— START OF RECORDS TO PROCESS —

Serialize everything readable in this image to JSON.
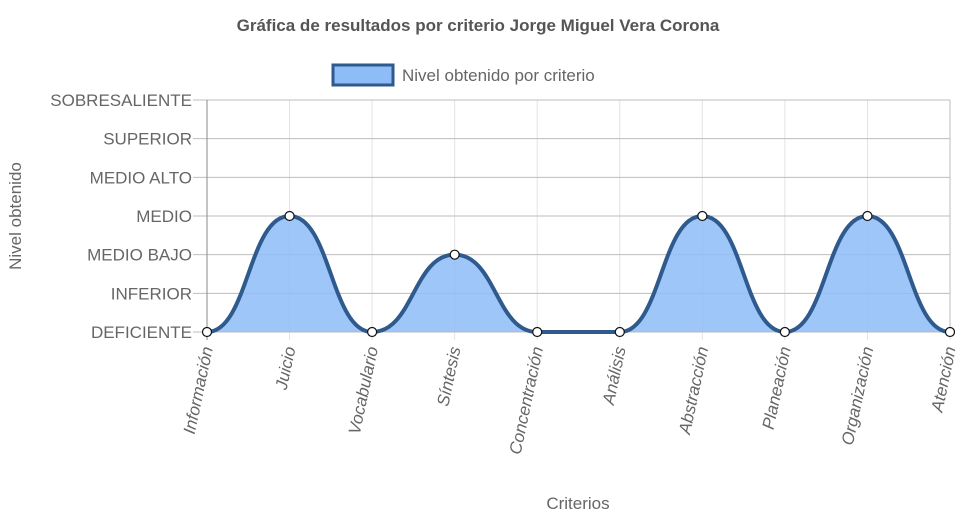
{
  "chart_data": {
    "type": "area",
    "title": "Gráfica de resultados por criterio Jorge Miguel Vera Corona",
    "xlabel": "Criterios",
    "ylabel": "Nivel obtenido",
    "categories": [
      "Información",
      "Juicio",
      "Vocabulario",
      "Síntesis",
      "Concentración",
      "Análisis",
      "Abstracción",
      "Planeación",
      "Organización",
      "Atención"
    ],
    "y_levels": [
      "DEFICIENTE",
      "INFERIOR",
      "MEDIO BAJO",
      "MEDIO",
      "MEDIO ALTO",
      "SUPERIOR",
      "SOBRESALIENTE"
    ],
    "ylim": [
      0,
      6
    ],
    "series": [
      {
        "name": "Nivel obtenido por criterio",
        "values": [
          0,
          3,
          0,
          2,
          0,
          0,
          3,
          0,
          3,
          0
        ]
      }
    ],
    "legend_position": "top",
    "grid": true,
    "colors": {
      "fill": "#8ebcf7",
      "line": "#2e5a8d",
      "grid": "#e3e3e3",
      "axis": "#8a8a8a",
      "text": "#666666",
      "title": "#555555"
    }
  }
}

— END OF RECORDS TO PROCESS —

> INSTRUCTIONS FOR THE TASK
List the lines of the material in which the word "title" occurs.

> TASK SOLUTION
    "title": "Gráfica de resultados por criterio Jorge Miguel Vera Corona",
      "title": "#555555"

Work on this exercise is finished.